#### What the task requires:
Can you retype the items exactly, from the line with "bar bbox=[266, 336, 292, 577]" to the line with "bar bbox=[958, 856, 984, 892]", both included?

#### Data entries:

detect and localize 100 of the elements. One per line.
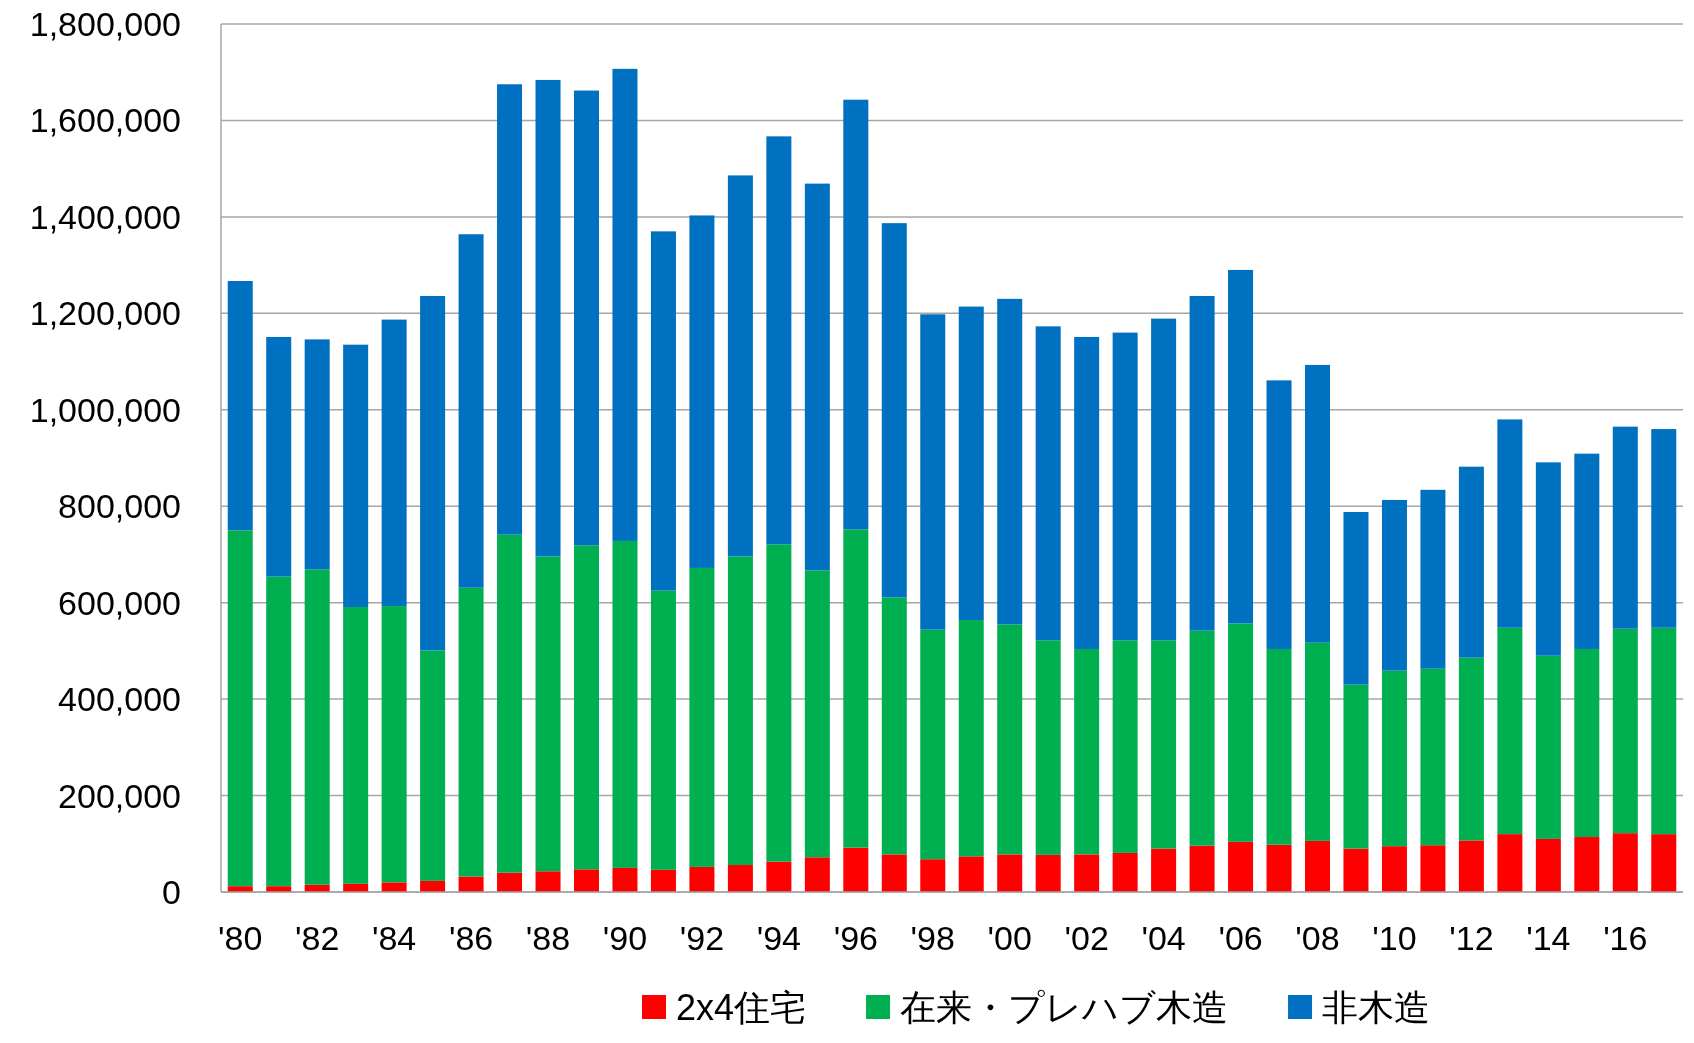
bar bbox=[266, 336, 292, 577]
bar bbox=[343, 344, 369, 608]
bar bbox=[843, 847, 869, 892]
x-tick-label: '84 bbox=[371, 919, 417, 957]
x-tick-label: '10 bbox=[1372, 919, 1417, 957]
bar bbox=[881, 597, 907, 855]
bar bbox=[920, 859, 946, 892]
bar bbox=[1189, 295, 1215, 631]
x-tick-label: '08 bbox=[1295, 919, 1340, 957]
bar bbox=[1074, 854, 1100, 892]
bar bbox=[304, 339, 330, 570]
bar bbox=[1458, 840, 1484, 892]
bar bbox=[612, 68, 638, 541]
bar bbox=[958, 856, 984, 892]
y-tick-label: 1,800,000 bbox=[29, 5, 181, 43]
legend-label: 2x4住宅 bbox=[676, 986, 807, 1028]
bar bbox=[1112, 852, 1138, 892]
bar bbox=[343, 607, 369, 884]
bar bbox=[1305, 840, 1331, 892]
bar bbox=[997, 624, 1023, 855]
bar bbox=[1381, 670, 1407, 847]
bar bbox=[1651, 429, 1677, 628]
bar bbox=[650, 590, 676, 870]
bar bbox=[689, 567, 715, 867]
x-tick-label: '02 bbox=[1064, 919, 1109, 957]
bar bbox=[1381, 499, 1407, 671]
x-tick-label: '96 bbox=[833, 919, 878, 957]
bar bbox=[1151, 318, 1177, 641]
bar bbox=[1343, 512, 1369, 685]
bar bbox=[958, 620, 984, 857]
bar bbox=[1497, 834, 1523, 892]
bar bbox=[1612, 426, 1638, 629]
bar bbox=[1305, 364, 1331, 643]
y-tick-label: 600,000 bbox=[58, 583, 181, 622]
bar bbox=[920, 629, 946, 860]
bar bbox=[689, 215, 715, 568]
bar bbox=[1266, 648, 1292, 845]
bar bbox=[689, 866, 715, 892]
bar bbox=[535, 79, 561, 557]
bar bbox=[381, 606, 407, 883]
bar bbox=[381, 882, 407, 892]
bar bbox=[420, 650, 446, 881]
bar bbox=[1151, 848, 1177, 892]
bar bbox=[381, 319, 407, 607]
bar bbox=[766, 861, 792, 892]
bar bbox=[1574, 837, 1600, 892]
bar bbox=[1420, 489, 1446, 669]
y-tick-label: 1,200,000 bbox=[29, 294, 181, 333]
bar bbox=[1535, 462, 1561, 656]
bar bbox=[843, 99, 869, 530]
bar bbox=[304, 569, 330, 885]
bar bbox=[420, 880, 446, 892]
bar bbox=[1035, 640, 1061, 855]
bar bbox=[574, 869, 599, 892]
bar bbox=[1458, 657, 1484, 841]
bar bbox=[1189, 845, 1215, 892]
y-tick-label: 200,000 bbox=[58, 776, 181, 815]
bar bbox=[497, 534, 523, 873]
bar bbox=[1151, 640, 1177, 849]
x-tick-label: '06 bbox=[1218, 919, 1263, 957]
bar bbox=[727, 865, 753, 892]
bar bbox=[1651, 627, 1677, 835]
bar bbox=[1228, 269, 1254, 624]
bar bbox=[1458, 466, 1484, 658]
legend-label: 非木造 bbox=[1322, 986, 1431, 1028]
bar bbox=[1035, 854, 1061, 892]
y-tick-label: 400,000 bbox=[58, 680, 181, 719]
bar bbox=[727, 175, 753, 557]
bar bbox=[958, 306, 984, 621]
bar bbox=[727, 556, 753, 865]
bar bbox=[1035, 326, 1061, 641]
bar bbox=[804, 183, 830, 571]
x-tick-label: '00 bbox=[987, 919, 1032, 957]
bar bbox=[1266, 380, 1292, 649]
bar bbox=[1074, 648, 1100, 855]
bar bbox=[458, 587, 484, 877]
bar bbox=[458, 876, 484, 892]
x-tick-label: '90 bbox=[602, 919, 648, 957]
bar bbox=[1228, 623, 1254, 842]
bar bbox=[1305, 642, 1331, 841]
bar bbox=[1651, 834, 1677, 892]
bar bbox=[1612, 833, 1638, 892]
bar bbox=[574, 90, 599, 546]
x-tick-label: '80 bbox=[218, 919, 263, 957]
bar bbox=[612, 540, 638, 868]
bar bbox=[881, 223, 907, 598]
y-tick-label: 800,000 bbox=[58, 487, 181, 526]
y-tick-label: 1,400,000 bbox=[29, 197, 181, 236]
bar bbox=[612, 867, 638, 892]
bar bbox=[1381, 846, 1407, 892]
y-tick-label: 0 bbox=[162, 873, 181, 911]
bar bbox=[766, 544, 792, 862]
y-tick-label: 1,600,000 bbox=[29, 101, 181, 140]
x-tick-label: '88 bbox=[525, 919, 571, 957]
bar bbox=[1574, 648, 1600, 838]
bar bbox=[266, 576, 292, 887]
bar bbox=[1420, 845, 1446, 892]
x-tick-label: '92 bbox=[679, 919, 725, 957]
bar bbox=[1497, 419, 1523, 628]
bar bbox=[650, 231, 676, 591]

#### Result for this exercise:
bar bbox=[266, 336, 292, 577]
bar bbox=[343, 344, 369, 608]
bar bbox=[843, 847, 869, 892]
x-tick-label: '84 bbox=[371, 919, 417, 957]
x-tick-label: '10 bbox=[1372, 919, 1417, 957]
bar bbox=[881, 597, 907, 855]
bar bbox=[920, 859, 946, 892]
bar bbox=[1189, 295, 1215, 631]
x-tick-label: '08 bbox=[1295, 919, 1340, 957]
bar bbox=[1074, 854, 1100, 892]
bar bbox=[304, 339, 330, 570]
bar bbox=[1458, 840, 1484, 892]
bar bbox=[612, 68, 638, 541]
bar bbox=[958, 856, 984, 892]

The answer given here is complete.